◆ **Given exercise**: All of the records below need to be copied exactly.

Source records
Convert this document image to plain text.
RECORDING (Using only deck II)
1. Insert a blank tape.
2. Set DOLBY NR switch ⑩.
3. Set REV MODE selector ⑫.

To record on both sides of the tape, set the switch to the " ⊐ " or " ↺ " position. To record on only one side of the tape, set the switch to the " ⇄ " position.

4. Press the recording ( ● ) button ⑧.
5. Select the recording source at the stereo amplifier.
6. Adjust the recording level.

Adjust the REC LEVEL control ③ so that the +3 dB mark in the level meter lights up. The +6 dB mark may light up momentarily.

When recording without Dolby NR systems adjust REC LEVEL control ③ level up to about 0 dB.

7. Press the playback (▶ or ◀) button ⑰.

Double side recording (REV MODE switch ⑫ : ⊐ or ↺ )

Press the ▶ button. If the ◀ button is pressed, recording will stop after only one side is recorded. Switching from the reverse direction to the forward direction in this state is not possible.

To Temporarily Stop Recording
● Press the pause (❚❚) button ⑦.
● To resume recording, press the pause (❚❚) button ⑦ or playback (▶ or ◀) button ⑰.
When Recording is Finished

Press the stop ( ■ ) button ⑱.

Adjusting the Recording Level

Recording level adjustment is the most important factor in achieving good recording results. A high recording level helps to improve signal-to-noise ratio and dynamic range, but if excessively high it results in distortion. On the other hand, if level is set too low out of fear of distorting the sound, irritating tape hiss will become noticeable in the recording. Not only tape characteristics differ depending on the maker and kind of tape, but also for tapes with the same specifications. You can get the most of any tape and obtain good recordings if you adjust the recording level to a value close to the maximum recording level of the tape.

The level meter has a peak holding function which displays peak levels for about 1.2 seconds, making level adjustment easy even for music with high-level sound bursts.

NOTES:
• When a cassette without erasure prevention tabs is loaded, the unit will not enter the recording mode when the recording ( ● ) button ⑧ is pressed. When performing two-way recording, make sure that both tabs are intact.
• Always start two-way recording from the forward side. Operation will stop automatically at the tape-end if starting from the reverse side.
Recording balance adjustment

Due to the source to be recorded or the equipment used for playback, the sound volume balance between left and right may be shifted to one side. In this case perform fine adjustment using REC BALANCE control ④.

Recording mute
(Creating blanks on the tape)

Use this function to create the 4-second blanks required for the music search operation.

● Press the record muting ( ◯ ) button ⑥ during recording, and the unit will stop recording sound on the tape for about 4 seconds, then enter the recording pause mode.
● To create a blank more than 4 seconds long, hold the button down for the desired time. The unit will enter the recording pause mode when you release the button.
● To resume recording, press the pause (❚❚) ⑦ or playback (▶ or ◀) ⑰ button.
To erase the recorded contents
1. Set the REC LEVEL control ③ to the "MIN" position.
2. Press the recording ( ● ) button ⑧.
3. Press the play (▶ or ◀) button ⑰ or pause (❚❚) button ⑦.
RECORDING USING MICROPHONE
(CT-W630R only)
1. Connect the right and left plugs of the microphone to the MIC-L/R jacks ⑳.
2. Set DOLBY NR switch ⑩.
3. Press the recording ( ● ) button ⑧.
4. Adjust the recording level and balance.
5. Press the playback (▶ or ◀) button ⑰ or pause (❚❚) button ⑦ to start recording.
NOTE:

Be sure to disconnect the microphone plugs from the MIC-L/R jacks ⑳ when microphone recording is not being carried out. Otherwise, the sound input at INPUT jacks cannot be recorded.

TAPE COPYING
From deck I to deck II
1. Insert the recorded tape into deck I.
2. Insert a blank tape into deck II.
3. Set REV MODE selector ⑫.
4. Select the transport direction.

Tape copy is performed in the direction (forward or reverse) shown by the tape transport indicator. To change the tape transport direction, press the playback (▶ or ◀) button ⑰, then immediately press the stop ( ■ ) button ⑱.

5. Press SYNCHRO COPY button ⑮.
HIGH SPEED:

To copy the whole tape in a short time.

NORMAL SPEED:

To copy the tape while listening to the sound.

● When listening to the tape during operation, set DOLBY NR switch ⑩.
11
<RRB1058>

◆ **Response to this task**:
Convert this document image to plain text.
RECORDING (Using only deck II)
1. Insert a blank tape.
2. Set DOLBY NR switch ⑩.
3. Set REV MODE selector ⑫.

To record on both sides of the tape, set the switch to the " ⊐ " or " ↺ " position. To record on only one side of the tape, set the switch to the " ⇄ " position.

4. Press the recording ( ● ) button ⑧.
5. Select the recording source at the stereo amplifier.
6. Adjust the recording level.

Adjust the REC LEVEL control ③ so that the +3 dB mark in the level meter lights up. The +6 dB mark may light up momentarily.

When recording without Dolby NR systems adjust REC LEVEL control ③ level up to about 0 dB.

7. Press the playback (▶ or ◀) button ⑰.

Double side recording (REV MODE switch ⑫ : ⊐ or ↺ )

Press the ▶ button. If the ◀ button is pressed, recording will stop after only one side is recorded. Switching from the reverse direction to the forward direction in this state is not possible.

To Temporarily Stop Recording
● Press the pause (❚❚) button ⑦.
● To resume recording, press the pause (❚❚) button ⑦ or playback (▶ or ◀) button ⑰.
When Recording is Finished

Press the stop ( ■ ) button ⑱.

Adjusting the Recording Level

Recording level adjustment is the most important factor in achieving good recording results. A high recording level helps to improve signal-to-noise ratio and dynamic range, but if excessively high it results in distortion. On the other hand, if level is set too low out of fear of distorting the sound, irritating tape hiss will become noticeable in the recording. Not only tape characteristics differ depending on the maker and kind of tape, but also for tapes with the same specifications. You can get the most of any tape and obtain good recordings if you adjust the recording level to a value close to the maximum recording level of the tape.

The level meter has a peak holding function which displays peak levels for about 1.2 seconds, making level adjustment easy even for music with high-level sound bursts.

NOTES:
• When a cassette without erasure prevention tabs is loaded, the unit will not enter the recording mode when the recording ( ● ) button ⑧ is pressed. When performing two-way recording, make sure that both tabs are intact.
• Always start two-way recording from the forward side. Operation will stop automatically at the tape-end if starting from the reverse side.
Recording balance adjustment

Due to the source to be recorded or the equipment used for playback, the sound volume balance between left and right may be shifted to one side. In this case perform fine adjustment using REC BALANCE control ④.

Recording mute
(Creating blanks on the tape)

Use this function to create the 4-second blanks required for the music search operation.

● Press the record muting ( ◯ ) button ⑥ during recording, and the unit will stop recording sound on the tape for about 4 seconds, then enter the recording pause mode.
● To create a blank more than 4 seconds long, hold the button down for the desired time. The unit will enter the recording pause mode when you release the button.
● To resume recording, press the pause (❚❚) ⑦ or playback (▶ or ◀) ⑰ button.
To erase the recorded contents
1. Set the REC LEVEL control ③ to the "MIN" position.
2. Press the recording ( ● ) button ⑧.
3. Press the play (▶ or ◀) button ⑰ or pause (❚❚) button ⑦.
RECORDING USING MICROPHONE
(CT-W630R only)
1. Connect the right and left plugs of the microphone to the MIC-L/R jacks ⑳.
2. Set DOLBY NR switch ⑩.
3. Press the recording ( ● ) button ⑧.
4. Adjust the recording level and balance.
5. Press the playback (▶ or ◀) button ⑰ or pause (❚❚) button ⑦ to start recording.
NOTE:

Be sure to disconnect the microphone plugs from the MIC-L/R jacks ⑳ when microphone recording is not being carried out. Otherwise, the sound input at INPUT jacks cannot be recorded.

TAPE COPYING
From deck I to deck II
1. Insert the recorded tape into deck I.
2. Insert a blank tape into deck II.
3. Set REV MODE selector ⑫.
4. Select the transport direction.

Tape copy is performed in the direction (forward or reverse) shown by the tape transport indicator. To change the tape transport direction, press the playback (▶ or ◀) button ⑰, then immediately press the stop ( ■ ) button ⑱.

5. Press SYNCHRO COPY button ⑮.
HIGH SPEED:

To copy the whole tape in a short time.

NORMAL SPEED:

To copy the tape while listening to the sound.

● When listening to the tape during operation, set DOLBY NR switch ⑩.
11
<RRB1058>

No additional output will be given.